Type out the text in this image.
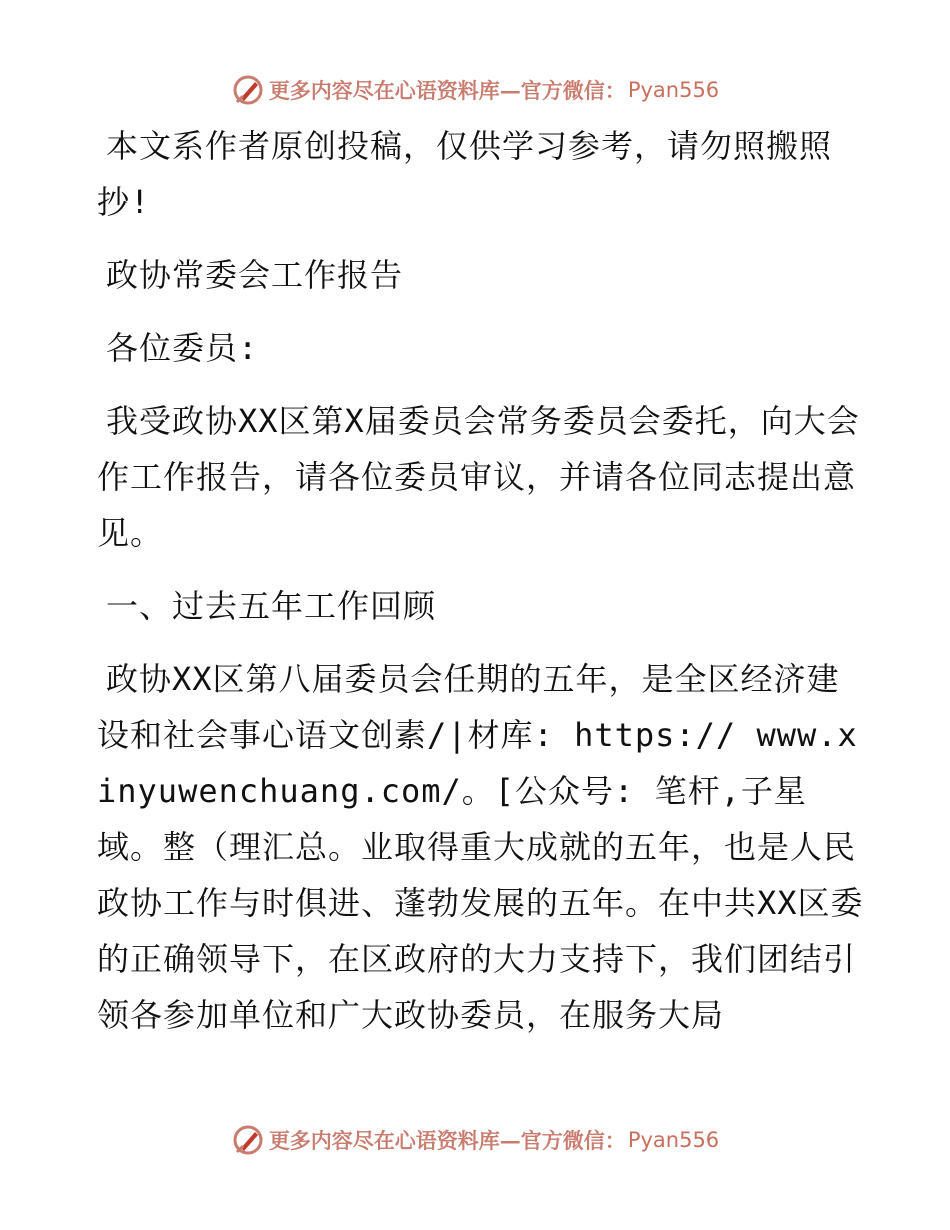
更多内容尽在心语资料库—官方微信： Pyan556

本文系作者原创投稿，仅供学习参考，请勿照搬照抄!

政协常委会工作报告

各位委员:

我受政协XX区第X届委员会常务委员会委托，向大会作工作报告，请各位委员审议，并请各位同志提出意见。

一、过去五年工作回顾

政协XX区第八届委员会任期的五年，是全区经济建设和社会事心语文创素/|材库: https:// www.xinyuwenchuang.com/。[公众号: 笔杆,子星域。整（理汇总。业取得重大成就的五年，也是人民政协工作与时俱进、蓬勃发展的五年。在中共XX区委的正确领导下，在区政府的大力支持下，我们团结引领各参加单位和广大政协委员，在服务大局

更多内容尽在心语资料库—官方微信： Pyan556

▶ Exercise description
Copy each line in full and exactly, omitting any picture.

▶ Result
Type out the text in this image.
更多内容尽在心语资料库—官方微信： Pyan556

本文系作者原创投稿，仅供学习参考，请勿照搬照抄!

政协常委会工作报告

各位委员:

我受政协XX区第X届委员会常务委员会委托，向大会作工作报告，请各位委员审议，并请各位同志提出意见。

一、过去五年工作回顾

政协XX区第八届委员会任期的五年，是全区经济建设和社会事心语文创素/|材库: https:// www.xinyuwenchuang.com/。[公众号: 笔杆,子星域。整（理汇总。业取得重大成就的五年，也是人民政协工作与时俱进、蓬勃发展的五年。在中共XX区委的正确领导下，在区政府的大力支持下，我们团结引领各参加单位和广大政协委员，在服务大局

更多内容尽在心语资料库—官方微信： Pyan556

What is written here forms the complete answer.